> Qué hacer
[a] Devuelve sin cambios, del texto sobre la gripe de 1918, todo lo que va desde "Empezando por los" hasta "estamos pasando hoy.".
[b] Escribe lo que sigue del texto sobre la gripe de 1918, a partir de su última frase.

> Fragmento del documento
════════════════════


 Empezando por los síntomas de la enfermedad que describen los diarios de la época y que el padre lee en voz alta para toda la familia –“Es una clase muy contagiosa de catarro, acompañada de fiebre, dolores de cabeza, ojos, espalda y otras partes del cuerpo, además de una sensación de profundo malestar. En la mayoría de los casos los síntomas desaparecen al cabo de tres o cuatro días y el paciente se recupera rápidamente. Algunos de los pacientes, sin embargo, desarrollan una neumonía (...) y se produce la muerte”–. Y siguiendo por las medidas adoptadas por las autoridades de la época para frenar la epidemia –cierre de las escuelas, suspensión de los oficios religiosos, recomendaciones para evitar las reuniones de grandes grupos o viajar en tren “si no es estrictamente necesario”–. Todo recuerda vivamente lo que estamos pasando hoy.

 “La junta escolar y el consejero de sanidad han puesto carteles en los colegios y en varios lugares de la ciudad anunciando que los centros de enseñanza estarán cerrados hasta nuevo aviso’... Robert notó un cosquilleo muy leve en la columna vertebral. Leyó la primera frase dos veces, para asegurarse de que no se trataba de un error. Su madre no podía tenerle metido en casa indefinidamente. Era imposible que pasara algo así de horrible”, le hace reflexionar William Maxwell en su novela al primogénito de los Morison. ¿Quién no reconocería en él a los adolescentes de hoy frente al confinamiento forzoso?

 El propio debate sobre la conveniencia o no del uso de la mascarilla es también un eco del de 1918. En la imagen que ilustra esta página puede verse a dos ciudadanos franceses en las calles de París animando a utilizar la mascarilla con los lemas: “El boche (alemán) ha sido vencido, la gripe no” –en alusión a la victoria aliada en la Primera Guerra Mundial– y “Enmascárense los unos a los otros, probarlo es adoptarlo”.

════════════════════

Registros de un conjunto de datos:
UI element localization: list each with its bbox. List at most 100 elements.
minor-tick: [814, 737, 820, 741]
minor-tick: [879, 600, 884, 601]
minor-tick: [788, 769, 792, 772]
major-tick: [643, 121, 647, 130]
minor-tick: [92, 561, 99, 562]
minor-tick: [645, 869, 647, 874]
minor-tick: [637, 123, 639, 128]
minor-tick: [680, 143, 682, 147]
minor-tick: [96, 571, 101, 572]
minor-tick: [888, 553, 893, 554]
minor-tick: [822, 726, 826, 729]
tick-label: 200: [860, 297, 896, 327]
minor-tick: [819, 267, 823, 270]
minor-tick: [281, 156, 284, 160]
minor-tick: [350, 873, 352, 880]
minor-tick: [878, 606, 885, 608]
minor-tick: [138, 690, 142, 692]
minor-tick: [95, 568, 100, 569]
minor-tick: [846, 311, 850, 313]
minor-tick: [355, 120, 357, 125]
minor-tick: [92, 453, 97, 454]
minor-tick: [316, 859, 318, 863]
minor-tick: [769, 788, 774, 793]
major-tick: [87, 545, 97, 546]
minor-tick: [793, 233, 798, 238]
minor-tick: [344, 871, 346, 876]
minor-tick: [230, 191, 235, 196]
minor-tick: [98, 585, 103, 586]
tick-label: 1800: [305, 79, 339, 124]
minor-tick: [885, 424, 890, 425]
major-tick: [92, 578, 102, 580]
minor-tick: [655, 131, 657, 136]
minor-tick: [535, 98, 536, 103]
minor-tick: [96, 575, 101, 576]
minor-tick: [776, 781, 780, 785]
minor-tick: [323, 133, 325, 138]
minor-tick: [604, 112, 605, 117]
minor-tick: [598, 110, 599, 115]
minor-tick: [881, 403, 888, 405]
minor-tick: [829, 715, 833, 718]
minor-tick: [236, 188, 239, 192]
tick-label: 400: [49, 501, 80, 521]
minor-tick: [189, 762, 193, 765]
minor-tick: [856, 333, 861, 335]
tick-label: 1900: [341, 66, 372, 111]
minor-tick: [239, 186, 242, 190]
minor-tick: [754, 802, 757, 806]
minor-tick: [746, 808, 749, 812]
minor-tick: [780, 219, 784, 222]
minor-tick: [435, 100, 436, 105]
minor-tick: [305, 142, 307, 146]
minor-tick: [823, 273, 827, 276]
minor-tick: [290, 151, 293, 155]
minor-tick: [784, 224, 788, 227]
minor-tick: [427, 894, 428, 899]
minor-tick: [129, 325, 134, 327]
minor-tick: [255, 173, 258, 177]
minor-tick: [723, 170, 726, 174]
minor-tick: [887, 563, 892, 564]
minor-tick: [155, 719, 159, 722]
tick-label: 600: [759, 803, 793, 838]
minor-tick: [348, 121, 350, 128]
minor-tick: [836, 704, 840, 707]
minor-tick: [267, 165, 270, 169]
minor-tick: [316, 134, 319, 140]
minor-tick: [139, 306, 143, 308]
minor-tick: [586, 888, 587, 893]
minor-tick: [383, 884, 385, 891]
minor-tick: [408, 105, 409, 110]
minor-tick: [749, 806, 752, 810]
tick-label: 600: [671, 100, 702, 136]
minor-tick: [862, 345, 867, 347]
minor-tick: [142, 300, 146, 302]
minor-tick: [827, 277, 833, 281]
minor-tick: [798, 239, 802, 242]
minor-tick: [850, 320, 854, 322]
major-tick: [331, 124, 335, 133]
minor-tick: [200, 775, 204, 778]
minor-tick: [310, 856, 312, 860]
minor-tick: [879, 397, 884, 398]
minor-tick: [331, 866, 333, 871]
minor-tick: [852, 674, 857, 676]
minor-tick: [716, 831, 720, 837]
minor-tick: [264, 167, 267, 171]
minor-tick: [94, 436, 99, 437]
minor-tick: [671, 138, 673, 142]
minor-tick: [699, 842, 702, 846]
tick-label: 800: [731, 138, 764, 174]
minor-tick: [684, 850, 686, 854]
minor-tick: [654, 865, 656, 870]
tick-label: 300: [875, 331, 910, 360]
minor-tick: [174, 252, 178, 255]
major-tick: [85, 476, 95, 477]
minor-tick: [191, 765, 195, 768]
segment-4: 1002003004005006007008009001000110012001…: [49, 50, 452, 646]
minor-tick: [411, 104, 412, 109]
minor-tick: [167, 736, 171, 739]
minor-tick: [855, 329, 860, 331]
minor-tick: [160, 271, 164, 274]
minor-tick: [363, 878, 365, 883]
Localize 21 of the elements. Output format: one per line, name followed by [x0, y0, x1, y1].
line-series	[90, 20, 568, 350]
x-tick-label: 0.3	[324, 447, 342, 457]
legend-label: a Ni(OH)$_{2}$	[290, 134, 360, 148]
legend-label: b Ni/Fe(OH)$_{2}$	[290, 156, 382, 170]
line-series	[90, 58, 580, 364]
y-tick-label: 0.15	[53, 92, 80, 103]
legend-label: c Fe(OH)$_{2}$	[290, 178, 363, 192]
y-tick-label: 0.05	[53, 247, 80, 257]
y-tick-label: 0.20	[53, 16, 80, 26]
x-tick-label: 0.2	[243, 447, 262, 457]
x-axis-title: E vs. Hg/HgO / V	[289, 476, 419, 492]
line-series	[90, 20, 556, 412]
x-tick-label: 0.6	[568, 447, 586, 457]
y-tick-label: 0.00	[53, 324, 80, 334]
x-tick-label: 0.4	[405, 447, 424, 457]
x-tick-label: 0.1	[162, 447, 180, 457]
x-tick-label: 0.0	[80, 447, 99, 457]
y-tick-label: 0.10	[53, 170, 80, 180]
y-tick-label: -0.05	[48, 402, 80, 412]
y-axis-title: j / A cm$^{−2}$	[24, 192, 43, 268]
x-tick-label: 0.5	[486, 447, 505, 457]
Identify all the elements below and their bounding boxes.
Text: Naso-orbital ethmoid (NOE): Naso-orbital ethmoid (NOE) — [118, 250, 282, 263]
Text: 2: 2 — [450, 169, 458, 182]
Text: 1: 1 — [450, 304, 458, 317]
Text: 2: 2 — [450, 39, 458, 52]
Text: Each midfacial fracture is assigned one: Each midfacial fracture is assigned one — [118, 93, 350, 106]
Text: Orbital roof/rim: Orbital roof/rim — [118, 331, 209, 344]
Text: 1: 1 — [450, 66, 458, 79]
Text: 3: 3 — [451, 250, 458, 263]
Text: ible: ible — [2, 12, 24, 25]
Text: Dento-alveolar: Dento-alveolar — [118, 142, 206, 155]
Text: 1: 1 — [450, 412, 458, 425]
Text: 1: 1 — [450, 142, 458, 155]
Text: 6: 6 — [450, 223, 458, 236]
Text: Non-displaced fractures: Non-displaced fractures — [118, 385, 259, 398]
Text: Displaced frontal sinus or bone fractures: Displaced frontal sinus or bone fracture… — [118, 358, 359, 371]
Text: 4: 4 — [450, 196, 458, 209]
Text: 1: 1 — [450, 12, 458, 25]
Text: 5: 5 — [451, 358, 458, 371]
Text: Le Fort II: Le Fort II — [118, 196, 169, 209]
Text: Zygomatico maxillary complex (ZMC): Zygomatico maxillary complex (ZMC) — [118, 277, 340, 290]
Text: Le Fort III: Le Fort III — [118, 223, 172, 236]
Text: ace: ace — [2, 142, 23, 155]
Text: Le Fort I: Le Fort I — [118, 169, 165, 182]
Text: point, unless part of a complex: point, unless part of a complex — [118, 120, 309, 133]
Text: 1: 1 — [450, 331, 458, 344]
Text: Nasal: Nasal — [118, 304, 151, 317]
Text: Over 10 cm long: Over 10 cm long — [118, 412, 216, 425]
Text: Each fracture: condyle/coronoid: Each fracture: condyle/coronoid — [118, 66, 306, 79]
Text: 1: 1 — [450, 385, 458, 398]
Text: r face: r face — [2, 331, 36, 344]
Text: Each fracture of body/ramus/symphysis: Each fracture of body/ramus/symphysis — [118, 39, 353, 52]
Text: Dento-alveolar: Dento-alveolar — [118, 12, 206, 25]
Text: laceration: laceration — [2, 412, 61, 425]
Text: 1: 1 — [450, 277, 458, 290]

════════════════════

> Resultados esperados
[a]
Empezando por los síntomas de la enfermedad que describen los diarios de la época y que el padre lee en voz alta para toda la familia –“Es una clase muy contagiosa de catarro, acompañada de fiebre, dolores de cabeza, ojos, espalda y otras partes del cuerpo, además de una sensación de profundo malestar. En la mayoría de los casos los síntomas desaparecen al cabo de tres o cuatro días y el paciente se recupera rápidamente. Algunos de los pacientes, sin embargo, desarrollan una neumonía (...) y se produce la muerte”–. Y siguiendo por las medidas adoptadas por las autoridades de la época para frenar la epidemia –cierre de las escuelas, suspensión de los oficios religiosos, recomendaciones para evitar las reuniones de grandes grupos o viajar en tren “si no es estrictamente necesario”–. Todo recuerda vivamente lo que estamos pasando hoy.

[b]
 La gran diferencia entre 1918 y 2020, naturalmente, es la mortandad. La gripe española –llamada así porque España, al ser neutral, fue de los primeros países en informar de la epidemia, al no aplicar la censura militar– fue detectada por primera vez en marzo de 1918 en la base militar norteamericana de Fort Riley (Kansas), base de la Primera División de Infantería, aunque no está claro su origen real. En todo caso, los ejércitos movilizados en la Gran Guerra  fueron el canal idóneo para su expansión, y en un par de años –no duró más– la gripe infectó a un tercio de la población mundial y mató a unos 50 millones de personas, siendo la segunda oleada más letal que la primera.

 Hoy, la epidemia de Covid-19 lleva ya 22 millones de personas contagiadas en todo el mundo y se ha cobrado cerca de 800.000 muertos. Los servicios de salud y los recursos médicos actuales son infinitamente mejores que hace un siglo, pero las medidas básicas que se están adoptando –desinfección de espacios colectivos, confinamientos, suspensión de eventos, cierres de fronteras– no han cambiado apenas.

 Y tampoco son tan diferentes  las actitudes y comportamientos de las personas. Miremos a nuestro alrededor. Todos somos, en alguna medida, como la tía Clara. Mucha gente ha optado este verano por quedarse prudentemente en casa o hacer viajes cercanos, evitar las grandes concentraciones de personas y cumplir a rajatabla con la obligación de llevar la mascarilla puesta por la calle... Pero, al igual que Clara Morison con sus sobrinos, todas estas precauciones saltan por los aires con la familia y los amigos cercanos. “Con esto de la epidemia, hemos decidido quedarnos en casa”, dice... ¡Pero que traigan a los niños cuanto antes!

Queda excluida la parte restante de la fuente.